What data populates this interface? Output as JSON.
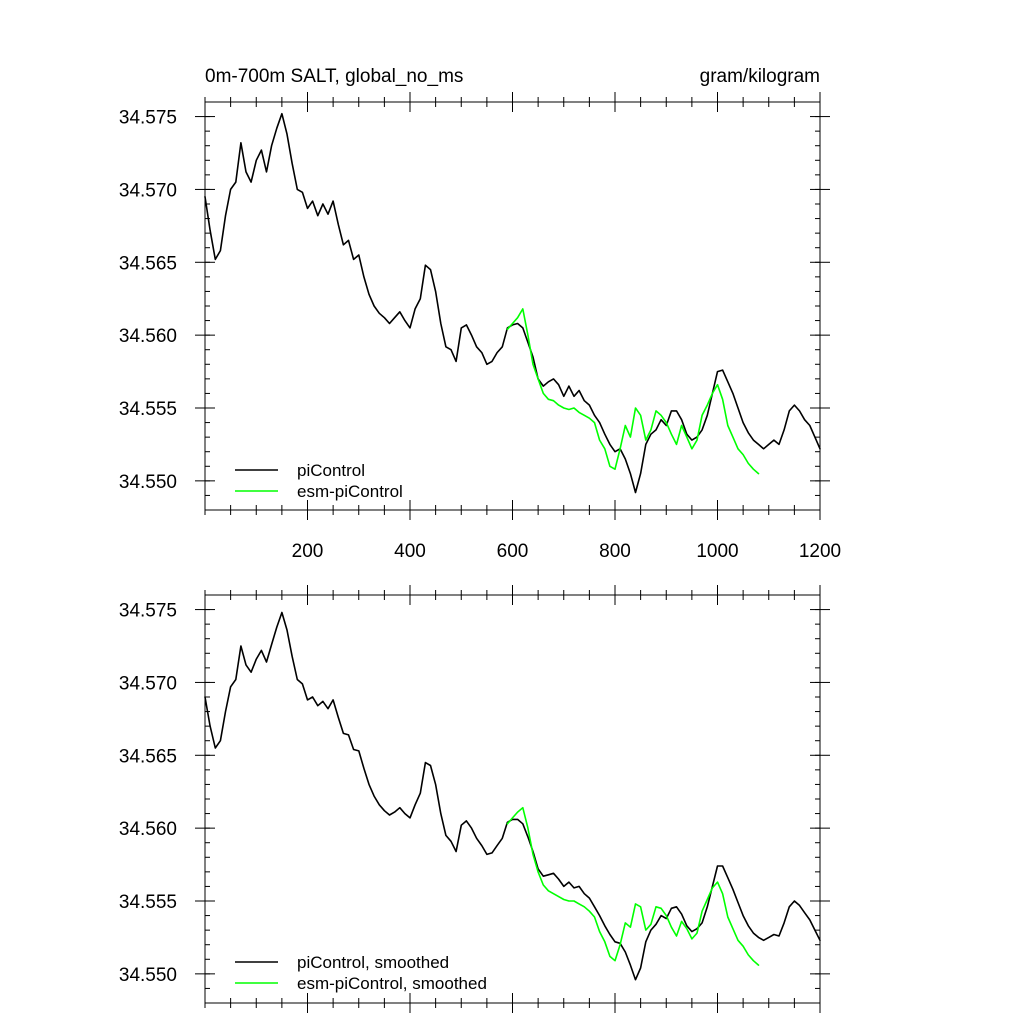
{
  "header": {
    "title": "0m-700m SALT, global_no_ms",
    "units": "gram/kilogram"
  },
  "colors": {
    "piControl": "#000000",
    "esm_piControl": "#00ff00"
  },
  "chart_data": [
    {
      "type": "line",
      "title": "0m-700m SALT, global_no_ms",
      "units_label": "gram/kilogram",
      "xlim": [
        0,
        1200
      ],
      "ylim": [
        34.548,
        34.576
      ],
      "x_ticks": [
        200,
        400,
        600,
        800,
        1000,
        1200
      ],
      "x_tick_labels": [
        "200",
        "400",
        "600",
        "800",
        "1000",
        "1200"
      ],
      "y_ticks": [
        34.55,
        34.555,
        34.56,
        34.565,
        34.57,
        34.575
      ],
      "y_tick_labels": [
        "34.550",
        "34.555",
        "34.560",
        "34.565",
        "34.570",
        "34.575"
      ],
      "legend_position": "bottom-left",
      "series": [
        {
          "name": "piControl",
          "color": "#000000",
          "x": [
            0,
            10,
            20,
            30,
            40,
            50,
            60,
            70,
            80,
            90,
            100,
            110,
            120,
            130,
            140,
            150,
            160,
            170,
            180,
            190,
            200,
            210,
            220,
            230,
            240,
            250,
            260,
            270,
            280,
            290,
            300,
            310,
            320,
            330,
            340,
            350,
            360,
            370,
            380,
            390,
            400,
            410,
            420,
            430,
            440,
            450,
            460,
            470,
            480,
            490,
            500,
            510,
            520,
            530,
            540,
            550,
            560,
            570,
            580,
            590,
            600,
            610,
            620,
            630,
            640,
            650,
            660,
            670,
            680,
            690,
            700,
            710,
            720,
            730,
            740,
            750,
            760,
            770,
            780,
            790,
            800,
            810,
            820,
            830,
            840,
            850,
            860,
            870,
            880,
            890,
            900,
            910,
            920,
            930,
            940,
            950,
            960,
            970,
            980,
            990,
            1000,
            1010,
            1020,
            1030,
            1040,
            1050,
            1060,
            1070,
            1080,
            1090,
            1100,
            1110,
            1120,
            1130,
            1140,
            1150,
            1160,
            1170,
            1180,
            1190,
            1200
          ],
          "y": [
            34.5695,
            34.5672,
            34.5652,
            34.5658,
            34.5682,
            34.57,
            34.5705,
            34.5732,
            34.5712,
            34.5705,
            34.572,
            34.5727,
            34.5712,
            34.573,
            34.5742,
            34.5752,
            34.5738,
            34.5718,
            34.57,
            34.5698,
            34.5687,
            34.5692,
            34.5682,
            34.569,
            34.5683,
            34.5692,
            34.5676,
            34.5662,
            34.5665,
            34.5652,
            34.5655,
            34.564,
            34.5628,
            34.562,
            34.5615,
            34.5612,
            34.5608,
            34.5612,
            34.5616,
            34.561,
            34.5605,
            34.5618,
            34.5625,
            34.5648,
            34.5645,
            34.563,
            34.5608,
            34.5592,
            34.559,
            34.5582,
            34.5605,
            34.5607,
            34.56,
            34.5592,
            34.5588,
            34.558,
            34.5582,
            34.5588,
            34.5592,
            34.5605,
            34.5607,
            34.5608,
            34.5605,
            34.5595,
            34.5585,
            34.557,
            34.5565,
            34.5568,
            34.557,
            34.5566,
            34.5558,
            34.5565,
            34.5558,
            34.5562,
            34.5555,
            34.5552,
            34.5545,
            34.554,
            34.5532,
            34.5525,
            34.552,
            34.5522,
            34.5515,
            34.5505,
            34.5492,
            34.5505,
            34.5525,
            34.5532,
            34.5535,
            34.5542,
            34.5538,
            34.5548,
            34.5548,
            34.5542,
            34.5532,
            34.5528,
            34.553,
            34.5535,
            34.5545,
            34.556,
            34.5575,
            34.5576,
            34.5568,
            34.556,
            34.555,
            34.554,
            34.5533,
            34.5528,
            34.5525,
            34.5522,
            34.5525,
            34.5528,
            34.5525,
            34.5535,
            34.5548,
            34.5552,
            34.5548,
            34.5542,
            34.5538,
            34.553,
            34.5522
          ]
        },
        {
          "name": "esm-piControl",
          "color": "#00ff00",
          "x": [
            590,
            600,
            610,
            620,
            630,
            640,
            650,
            660,
            670,
            680,
            690,
            700,
            710,
            720,
            730,
            740,
            750,
            760,
            770,
            780,
            790,
            800,
            810,
            820,
            830,
            840,
            850,
            860,
            870,
            880,
            890,
            900,
            910,
            920,
            930,
            940,
            950,
            960,
            970,
            980,
            990,
            1000,
            1010,
            1020,
            1030,
            1040,
            1050,
            1060,
            1070,
            1080
          ],
          "y": [
            34.5604,
            34.5608,
            34.5612,
            34.5618,
            34.56,
            34.558,
            34.557,
            34.556,
            34.5556,
            34.5555,
            34.5552,
            34.555,
            34.5549,
            34.555,
            34.5547,
            34.5545,
            34.5543,
            34.554,
            34.5528,
            34.5522,
            34.551,
            34.5508,
            34.5522,
            34.5538,
            34.553,
            34.555,
            34.5545,
            34.5528,
            34.5535,
            34.5548,
            34.5545,
            34.554,
            34.5532,
            34.5525,
            34.5538,
            34.553,
            34.5522,
            34.5528,
            34.5545,
            34.5552,
            34.556,
            34.5566,
            34.5556,
            34.5538,
            34.553,
            34.5522,
            34.5518,
            34.5512,
            34.5508,
            34.5505
          ]
        }
      ]
    },
    {
      "type": "line",
      "title": "",
      "xlim": [
        0,
        1200
      ],
      "ylim": [
        34.548,
        34.576
      ],
      "y_ticks": [
        34.55,
        34.555,
        34.56,
        34.565,
        34.57,
        34.575
      ],
      "y_tick_labels": [
        "34.550",
        "34.555",
        "34.560",
        "34.565",
        "34.570",
        "34.575"
      ],
      "legend_position": "bottom-left",
      "series": [
        {
          "name": "piControl, smoothed",
          "color": "#000000",
          "x": [
            0,
            10,
            20,
            30,
            40,
            50,
            60,
            70,
            80,
            90,
            100,
            110,
            120,
            130,
            140,
            150,
            160,
            170,
            180,
            190,
            200,
            210,
            220,
            230,
            240,
            250,
            260,
            270,
            280,
            290,
            300,
            310,
            320,
            330,
            340,
            350,
            360,
            370,
            380,
            390,
            400,
            410,
            420,
            430,
            440,
            450,
            460,
            470,
            480,
            490,
            500,
            510,
            520,
            530,
            540,
            550,
            560,
            570,
            580,
            590,
            600,
            610,
            620,
            630,
            640,
            650,
            660,
            670,
            680,
            690,
            700,
            710,
            720,
            730,
            740,
            750,
            760,
            770,
            780,
            790,
            800,
            810,
            820,
            830,
            840,
            850,
            860,
            870,
            880,
            890,
            900,
            910,
            920,
            930,
            940,
            950,
            960,
            970,
            980,
            990,
            1000,
            1010,
            1020,
            1030,
            1040,
            1050,
            1060,
            1070,
            1080,
            1090,
            1100,
            1110,
            1120,
            1130,
            1140,
            1150,
            1160,
            1170,
            1180,
            1190,
            1200
          ],
          "y": [
            34.569,
            34.567,
            34.5655,
            34.566,
            34.568,
            34.5697,
            34.5702,
            34.5725,
            34.5712,
            34.5707,
            34.5716,
            34.5722,
            34.5714,
            34.5726,
            34.5738,
            34.5748,
            34.5736,
            34.5718,
            34.5702,
            34.5699,
            34.5688,
            34.569,
            34.5684,
            34.5687,
            34.5682,
            34.5688,
            34.5676,
            34.5665,
            34.5664,
            34.5654,
            34.5653,
            34.5641,
            34.563,
            34.5622,
            34.5616,
            34.5612,
            34.5609,
            34.5611,
            34.5614,
            34.561,
            34.5607,
            34.5616,
            34.5624,
            34.5645,
            34.5643,
            34.563,
            34.561,
            34.5595,
            34.5591,
            34.5584,
            34.5602,
            34.5605,
            34.56,
            34.5593,
            34.5588,
            34.5582,
            34.5583,
            34.5588,
            34.5593,
            34.5604,
            34.5606,
            34.5606,
            34.5603,
            34.5594,
            34.5584,
            34.5572,
            34.5567,
            34.5568,
            34.5569,
            34.5565,
            34.556,
            34.5563,
            34.5559,
            34.556,
            34.5555,
            34.5552,
            34.5546,
            34.554,
            34.5533,
            34.5527,
            34.5522,
            34.5521,
            34.5515,
            34.5506,
            34.5496,
            34.5504,
            34.5522,
            34.553,
            34.5534,
            34.554,
            34.5538,
            34.5545,
            34.5546,
            34.5541,
            34.5533,
            34.5529,
            34.5531,
            34.5535,
            34.5546,
            34.556,
            34.5574,
            34.5574,
            34.5566,
            34.5558,
            34.5549,
            34.554,
            34.5533,
            34.5528,
            34.5525,
            34.5523,
            34.5525,
            34.5527,
            34.5526,
            34.5535,
            34.5546,
            34.555,
            34.5547,
            34.5542,
            34.5537,
            34.553,
            34.5523
          ]
        },
        {
          "name": "esm-piControl, smoothed",
          "color": "#00ff00",
          "x": [
            590,
            600,
            610,
            620,
            630,
            640,
            650,
            660,
            670,
            680,
            690,
            700,
            710,
            720,
            730,
            740,
            750,
            760,
            770,
            780,
            790,
            800,
            810,
            820,
            830,
            840,
            850,
            860,
            870,
            880,
            890,
            900,
            910,
            920,
            930,
            940,
            950,
            960,
            970,
            980,
            990,
            1000,
            1010,
            1020,
            1030,
            1040,
            1050,
            1060,
            1070,
            1080
          ],
          "y": [
            34.5603,
            34.5607,
            34.5611,
            34.5614,
            34.56,
            34.5582,
            34.557,
            34.5561,
            34.5557,
            34.5555,
            34.5553,
            34.5551,
            34.555,
            34.555,
            34.5548,
            34.5546,
            34.5543,
            34.5539,
            34.5529,
            34.5522,
            34.5512,
            34.5509,
            34.552,
            34.5535,
            34.5532,
            34.5548,
            34.5546,
            34.553,
            34.5534,
            34.5546,
            34.5545,
            34.554,
            34.5532,
            34.5526,
            34.5536,
            34.5531,
            34.5524,
            34.5528,
            34.5543,
            34.5551,
            34.5559,
            34.5563,
            34.5555,
            34.5539,
            34.5531,
            34.5523,
            34.5519,
            34.5513,
            34.5509,
            34.5506
          ]
        }
      ]
    }
  ]
}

Objective
Out of the material above, select every line that holds the string "SALT".

Solved exercise
    "title": "0m-700m SALT, global_no_ms",
      "title": "0m-700m SALT, global_no_ms",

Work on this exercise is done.